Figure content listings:
§

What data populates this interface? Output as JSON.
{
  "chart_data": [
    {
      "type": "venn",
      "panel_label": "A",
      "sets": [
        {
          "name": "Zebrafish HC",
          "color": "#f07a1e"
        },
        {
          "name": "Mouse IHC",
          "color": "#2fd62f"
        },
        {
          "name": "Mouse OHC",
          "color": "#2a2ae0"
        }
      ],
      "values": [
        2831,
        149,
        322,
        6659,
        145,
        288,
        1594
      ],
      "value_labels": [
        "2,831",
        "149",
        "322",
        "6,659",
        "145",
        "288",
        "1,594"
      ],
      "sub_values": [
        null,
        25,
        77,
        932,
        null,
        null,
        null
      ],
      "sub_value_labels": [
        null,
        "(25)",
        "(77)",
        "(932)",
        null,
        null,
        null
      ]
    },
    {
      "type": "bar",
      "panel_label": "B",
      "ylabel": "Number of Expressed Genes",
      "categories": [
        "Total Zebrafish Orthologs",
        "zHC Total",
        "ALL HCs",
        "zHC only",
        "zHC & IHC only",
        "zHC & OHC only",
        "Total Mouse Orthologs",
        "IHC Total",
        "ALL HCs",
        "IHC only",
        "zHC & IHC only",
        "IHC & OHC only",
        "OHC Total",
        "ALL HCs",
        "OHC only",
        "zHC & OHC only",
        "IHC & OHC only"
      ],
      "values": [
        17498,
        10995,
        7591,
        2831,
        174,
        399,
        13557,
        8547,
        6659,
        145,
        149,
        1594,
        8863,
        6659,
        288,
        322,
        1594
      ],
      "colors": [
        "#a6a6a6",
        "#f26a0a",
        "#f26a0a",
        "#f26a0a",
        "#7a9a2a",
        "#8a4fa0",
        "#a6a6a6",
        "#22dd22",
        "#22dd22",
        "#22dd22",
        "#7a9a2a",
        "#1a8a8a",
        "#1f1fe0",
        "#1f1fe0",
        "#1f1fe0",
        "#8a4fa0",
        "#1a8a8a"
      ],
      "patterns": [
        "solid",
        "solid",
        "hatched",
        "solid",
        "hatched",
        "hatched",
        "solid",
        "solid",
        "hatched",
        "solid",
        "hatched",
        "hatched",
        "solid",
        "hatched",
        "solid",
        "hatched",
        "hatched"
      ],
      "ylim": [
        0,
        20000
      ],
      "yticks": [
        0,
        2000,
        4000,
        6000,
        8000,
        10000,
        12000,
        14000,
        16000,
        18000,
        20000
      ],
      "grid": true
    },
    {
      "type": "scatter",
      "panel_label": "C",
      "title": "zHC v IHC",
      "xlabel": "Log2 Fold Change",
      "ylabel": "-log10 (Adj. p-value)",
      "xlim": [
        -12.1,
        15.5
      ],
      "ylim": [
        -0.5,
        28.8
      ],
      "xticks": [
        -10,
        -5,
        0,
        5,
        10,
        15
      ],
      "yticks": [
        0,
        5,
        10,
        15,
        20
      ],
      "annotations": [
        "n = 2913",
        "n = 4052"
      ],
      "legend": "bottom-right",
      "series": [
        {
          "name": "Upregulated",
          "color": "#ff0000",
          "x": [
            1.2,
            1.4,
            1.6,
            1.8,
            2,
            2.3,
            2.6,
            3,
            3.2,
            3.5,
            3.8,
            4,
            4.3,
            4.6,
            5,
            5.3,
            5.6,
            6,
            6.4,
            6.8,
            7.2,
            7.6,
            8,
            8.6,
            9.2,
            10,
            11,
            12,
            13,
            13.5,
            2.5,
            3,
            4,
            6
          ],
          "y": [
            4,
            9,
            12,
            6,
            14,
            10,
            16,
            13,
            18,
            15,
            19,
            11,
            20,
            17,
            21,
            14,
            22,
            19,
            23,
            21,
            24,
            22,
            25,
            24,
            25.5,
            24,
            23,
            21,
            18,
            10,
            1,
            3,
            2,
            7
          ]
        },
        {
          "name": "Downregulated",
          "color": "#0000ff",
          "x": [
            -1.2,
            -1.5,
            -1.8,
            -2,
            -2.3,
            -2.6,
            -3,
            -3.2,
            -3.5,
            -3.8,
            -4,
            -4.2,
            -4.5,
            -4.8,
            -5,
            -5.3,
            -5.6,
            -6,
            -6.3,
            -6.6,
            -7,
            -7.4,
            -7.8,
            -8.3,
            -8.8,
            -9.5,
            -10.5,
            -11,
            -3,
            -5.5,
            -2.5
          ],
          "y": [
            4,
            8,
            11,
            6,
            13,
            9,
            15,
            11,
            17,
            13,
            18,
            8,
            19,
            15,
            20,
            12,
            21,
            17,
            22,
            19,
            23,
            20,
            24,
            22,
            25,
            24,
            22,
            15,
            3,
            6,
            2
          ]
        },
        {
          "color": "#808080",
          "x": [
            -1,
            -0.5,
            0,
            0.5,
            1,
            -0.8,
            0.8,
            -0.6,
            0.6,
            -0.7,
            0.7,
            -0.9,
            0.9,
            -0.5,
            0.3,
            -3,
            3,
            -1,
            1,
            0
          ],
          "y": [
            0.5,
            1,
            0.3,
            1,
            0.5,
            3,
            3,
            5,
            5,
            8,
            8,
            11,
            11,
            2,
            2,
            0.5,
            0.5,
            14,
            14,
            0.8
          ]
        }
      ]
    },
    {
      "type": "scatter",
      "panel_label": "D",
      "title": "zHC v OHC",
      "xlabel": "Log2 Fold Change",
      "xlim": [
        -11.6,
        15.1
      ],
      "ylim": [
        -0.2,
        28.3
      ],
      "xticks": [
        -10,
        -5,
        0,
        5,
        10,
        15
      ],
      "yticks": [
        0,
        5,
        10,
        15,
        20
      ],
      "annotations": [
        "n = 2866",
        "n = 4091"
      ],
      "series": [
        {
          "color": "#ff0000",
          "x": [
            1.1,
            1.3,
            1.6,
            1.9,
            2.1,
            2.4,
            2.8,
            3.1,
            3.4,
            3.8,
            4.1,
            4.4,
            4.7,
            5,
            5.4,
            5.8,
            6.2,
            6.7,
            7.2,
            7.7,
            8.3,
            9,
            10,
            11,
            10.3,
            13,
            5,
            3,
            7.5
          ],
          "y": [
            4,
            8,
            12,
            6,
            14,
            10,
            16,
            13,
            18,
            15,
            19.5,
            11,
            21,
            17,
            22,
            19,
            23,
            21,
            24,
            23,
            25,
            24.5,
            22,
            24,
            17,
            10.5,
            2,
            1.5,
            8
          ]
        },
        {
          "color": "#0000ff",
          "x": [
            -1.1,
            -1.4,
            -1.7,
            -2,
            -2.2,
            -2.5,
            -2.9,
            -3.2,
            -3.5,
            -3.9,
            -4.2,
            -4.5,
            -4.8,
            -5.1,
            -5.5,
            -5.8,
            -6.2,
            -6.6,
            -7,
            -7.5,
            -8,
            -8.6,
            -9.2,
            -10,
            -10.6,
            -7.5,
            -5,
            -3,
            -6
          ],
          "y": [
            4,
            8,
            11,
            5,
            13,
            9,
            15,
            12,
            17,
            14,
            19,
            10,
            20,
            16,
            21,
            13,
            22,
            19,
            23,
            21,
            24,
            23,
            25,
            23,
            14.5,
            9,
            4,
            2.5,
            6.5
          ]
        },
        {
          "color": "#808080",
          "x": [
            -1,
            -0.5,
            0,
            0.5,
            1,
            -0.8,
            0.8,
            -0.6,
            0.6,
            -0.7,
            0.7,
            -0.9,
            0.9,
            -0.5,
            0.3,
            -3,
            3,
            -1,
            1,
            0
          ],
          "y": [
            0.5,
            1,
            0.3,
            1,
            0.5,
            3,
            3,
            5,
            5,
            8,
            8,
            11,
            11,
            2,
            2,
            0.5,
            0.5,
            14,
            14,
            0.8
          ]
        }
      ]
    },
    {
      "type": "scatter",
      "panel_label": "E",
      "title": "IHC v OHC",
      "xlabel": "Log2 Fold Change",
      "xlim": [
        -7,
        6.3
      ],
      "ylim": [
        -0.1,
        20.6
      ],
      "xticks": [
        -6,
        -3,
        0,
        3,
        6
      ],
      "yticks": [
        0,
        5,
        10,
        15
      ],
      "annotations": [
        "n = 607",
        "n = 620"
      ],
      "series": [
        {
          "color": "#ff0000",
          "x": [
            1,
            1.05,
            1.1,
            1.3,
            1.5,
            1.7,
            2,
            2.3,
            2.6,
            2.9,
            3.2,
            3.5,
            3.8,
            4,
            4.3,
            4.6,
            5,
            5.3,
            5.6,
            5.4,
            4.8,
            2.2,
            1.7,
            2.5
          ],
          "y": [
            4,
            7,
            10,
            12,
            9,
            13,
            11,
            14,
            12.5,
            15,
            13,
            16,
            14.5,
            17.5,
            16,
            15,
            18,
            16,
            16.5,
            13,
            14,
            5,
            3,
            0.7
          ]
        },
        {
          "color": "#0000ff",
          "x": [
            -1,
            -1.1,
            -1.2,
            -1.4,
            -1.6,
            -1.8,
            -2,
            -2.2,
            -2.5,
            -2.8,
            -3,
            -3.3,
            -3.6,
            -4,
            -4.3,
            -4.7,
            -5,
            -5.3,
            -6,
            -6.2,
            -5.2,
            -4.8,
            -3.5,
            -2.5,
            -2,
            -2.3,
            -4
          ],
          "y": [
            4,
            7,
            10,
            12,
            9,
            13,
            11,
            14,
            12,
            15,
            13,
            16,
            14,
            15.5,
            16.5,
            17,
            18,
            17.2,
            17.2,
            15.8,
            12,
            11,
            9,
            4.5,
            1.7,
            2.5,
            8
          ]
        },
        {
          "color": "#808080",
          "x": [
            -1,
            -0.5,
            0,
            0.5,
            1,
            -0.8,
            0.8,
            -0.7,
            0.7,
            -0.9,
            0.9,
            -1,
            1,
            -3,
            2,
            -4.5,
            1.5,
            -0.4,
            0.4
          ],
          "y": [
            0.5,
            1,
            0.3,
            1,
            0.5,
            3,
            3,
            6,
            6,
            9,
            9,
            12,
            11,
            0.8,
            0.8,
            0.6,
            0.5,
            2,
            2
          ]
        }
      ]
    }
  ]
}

§

Your task is to find every line above containing the word "title" and copy it.

      "title": "zHC v IHC",
      "title": "zHC v OHC",
      "title": "IHC v OHC",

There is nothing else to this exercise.